-- BEGIN Extracted information --

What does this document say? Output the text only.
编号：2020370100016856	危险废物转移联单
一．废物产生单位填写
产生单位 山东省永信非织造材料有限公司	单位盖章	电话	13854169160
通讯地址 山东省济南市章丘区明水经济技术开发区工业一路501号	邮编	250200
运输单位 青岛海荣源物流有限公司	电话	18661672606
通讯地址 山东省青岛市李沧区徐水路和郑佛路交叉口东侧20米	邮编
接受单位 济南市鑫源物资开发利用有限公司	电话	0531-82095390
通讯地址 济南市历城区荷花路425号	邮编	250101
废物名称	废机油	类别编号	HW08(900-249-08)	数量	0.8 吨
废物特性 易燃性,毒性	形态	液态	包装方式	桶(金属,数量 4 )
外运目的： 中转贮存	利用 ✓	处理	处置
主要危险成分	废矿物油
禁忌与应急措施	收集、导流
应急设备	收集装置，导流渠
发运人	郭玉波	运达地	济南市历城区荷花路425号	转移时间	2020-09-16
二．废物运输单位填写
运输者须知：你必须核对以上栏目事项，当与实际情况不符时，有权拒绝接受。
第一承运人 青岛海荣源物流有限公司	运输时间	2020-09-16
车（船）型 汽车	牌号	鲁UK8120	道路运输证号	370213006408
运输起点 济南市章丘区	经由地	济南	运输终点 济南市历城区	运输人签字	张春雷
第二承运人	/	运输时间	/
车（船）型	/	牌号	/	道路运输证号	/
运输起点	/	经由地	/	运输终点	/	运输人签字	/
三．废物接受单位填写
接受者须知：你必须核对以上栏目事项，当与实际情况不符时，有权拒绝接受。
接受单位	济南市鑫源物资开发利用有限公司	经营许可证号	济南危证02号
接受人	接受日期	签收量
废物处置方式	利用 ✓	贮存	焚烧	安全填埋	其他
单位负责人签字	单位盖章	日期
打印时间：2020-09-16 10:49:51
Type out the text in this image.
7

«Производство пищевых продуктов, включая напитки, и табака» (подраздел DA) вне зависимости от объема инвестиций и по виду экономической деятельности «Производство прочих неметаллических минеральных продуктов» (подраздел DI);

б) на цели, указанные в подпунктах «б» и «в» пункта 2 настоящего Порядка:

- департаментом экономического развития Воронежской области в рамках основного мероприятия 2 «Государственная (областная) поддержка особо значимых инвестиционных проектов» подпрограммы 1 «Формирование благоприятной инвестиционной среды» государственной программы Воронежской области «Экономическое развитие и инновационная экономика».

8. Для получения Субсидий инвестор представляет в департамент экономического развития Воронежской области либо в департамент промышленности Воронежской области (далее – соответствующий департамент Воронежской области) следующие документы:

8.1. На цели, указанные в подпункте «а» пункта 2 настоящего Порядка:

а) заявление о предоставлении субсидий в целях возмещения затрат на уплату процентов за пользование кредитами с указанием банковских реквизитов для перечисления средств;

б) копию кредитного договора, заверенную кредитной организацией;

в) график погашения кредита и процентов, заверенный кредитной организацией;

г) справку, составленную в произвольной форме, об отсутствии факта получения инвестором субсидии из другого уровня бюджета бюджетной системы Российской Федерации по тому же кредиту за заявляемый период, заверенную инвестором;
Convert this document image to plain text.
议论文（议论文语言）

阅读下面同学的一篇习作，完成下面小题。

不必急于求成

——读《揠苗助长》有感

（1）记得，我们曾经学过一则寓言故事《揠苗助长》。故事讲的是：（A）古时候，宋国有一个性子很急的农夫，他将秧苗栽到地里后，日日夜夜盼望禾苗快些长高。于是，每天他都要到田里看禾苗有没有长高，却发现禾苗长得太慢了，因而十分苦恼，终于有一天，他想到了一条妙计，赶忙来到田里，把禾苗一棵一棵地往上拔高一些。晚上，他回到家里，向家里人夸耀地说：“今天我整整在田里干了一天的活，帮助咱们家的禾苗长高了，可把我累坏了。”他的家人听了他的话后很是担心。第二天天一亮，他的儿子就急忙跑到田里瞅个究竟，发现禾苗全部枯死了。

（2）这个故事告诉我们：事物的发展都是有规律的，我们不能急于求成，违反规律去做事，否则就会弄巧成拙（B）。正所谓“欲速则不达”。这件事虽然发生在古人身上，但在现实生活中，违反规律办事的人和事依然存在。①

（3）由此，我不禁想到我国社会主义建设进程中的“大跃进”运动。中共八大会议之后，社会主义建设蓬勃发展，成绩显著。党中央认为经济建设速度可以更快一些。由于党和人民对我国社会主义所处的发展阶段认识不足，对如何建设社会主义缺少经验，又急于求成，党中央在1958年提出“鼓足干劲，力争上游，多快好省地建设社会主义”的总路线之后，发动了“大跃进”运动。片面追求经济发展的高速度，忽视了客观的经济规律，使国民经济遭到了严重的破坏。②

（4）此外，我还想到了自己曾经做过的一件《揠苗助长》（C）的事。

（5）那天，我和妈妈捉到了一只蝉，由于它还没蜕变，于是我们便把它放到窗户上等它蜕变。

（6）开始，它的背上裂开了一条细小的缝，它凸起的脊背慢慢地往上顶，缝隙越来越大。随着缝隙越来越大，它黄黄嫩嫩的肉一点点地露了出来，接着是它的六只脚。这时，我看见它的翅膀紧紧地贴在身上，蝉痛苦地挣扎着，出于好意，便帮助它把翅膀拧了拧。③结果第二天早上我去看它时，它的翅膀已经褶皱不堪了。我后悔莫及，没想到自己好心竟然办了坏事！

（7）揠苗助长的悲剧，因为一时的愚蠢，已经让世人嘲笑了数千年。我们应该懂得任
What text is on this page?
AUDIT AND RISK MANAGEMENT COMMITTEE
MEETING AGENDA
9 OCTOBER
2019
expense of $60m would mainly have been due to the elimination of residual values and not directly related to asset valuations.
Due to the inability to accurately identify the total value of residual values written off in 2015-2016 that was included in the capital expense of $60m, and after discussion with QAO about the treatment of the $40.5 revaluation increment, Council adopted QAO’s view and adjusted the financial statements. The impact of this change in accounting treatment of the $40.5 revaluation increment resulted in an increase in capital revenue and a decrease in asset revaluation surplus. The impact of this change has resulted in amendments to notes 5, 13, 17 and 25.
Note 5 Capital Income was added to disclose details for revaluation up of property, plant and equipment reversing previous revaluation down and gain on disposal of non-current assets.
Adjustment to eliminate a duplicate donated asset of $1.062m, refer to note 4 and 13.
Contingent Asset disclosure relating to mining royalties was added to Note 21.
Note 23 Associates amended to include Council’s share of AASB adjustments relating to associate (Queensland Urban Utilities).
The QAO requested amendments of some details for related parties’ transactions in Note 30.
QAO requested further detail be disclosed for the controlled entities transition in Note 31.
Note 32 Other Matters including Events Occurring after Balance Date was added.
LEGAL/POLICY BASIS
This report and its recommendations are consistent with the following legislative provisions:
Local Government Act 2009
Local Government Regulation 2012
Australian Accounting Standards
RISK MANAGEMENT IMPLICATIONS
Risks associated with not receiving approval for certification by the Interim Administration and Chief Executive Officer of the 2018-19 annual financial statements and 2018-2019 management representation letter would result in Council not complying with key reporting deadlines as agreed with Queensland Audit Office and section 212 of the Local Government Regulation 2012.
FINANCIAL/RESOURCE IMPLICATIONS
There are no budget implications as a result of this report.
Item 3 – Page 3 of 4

-- END Extracted information --

(What you have to do): Collect each line holding the string "details".

(Solution to the problem):
Note 5 Capital Income was added to disclose details for revaluation up of property, plant and equipment reversing previous revaluation down and gain on disposal of non-current assets.
The QAO requested amendments of some details for related parties’ transactions in Note 30.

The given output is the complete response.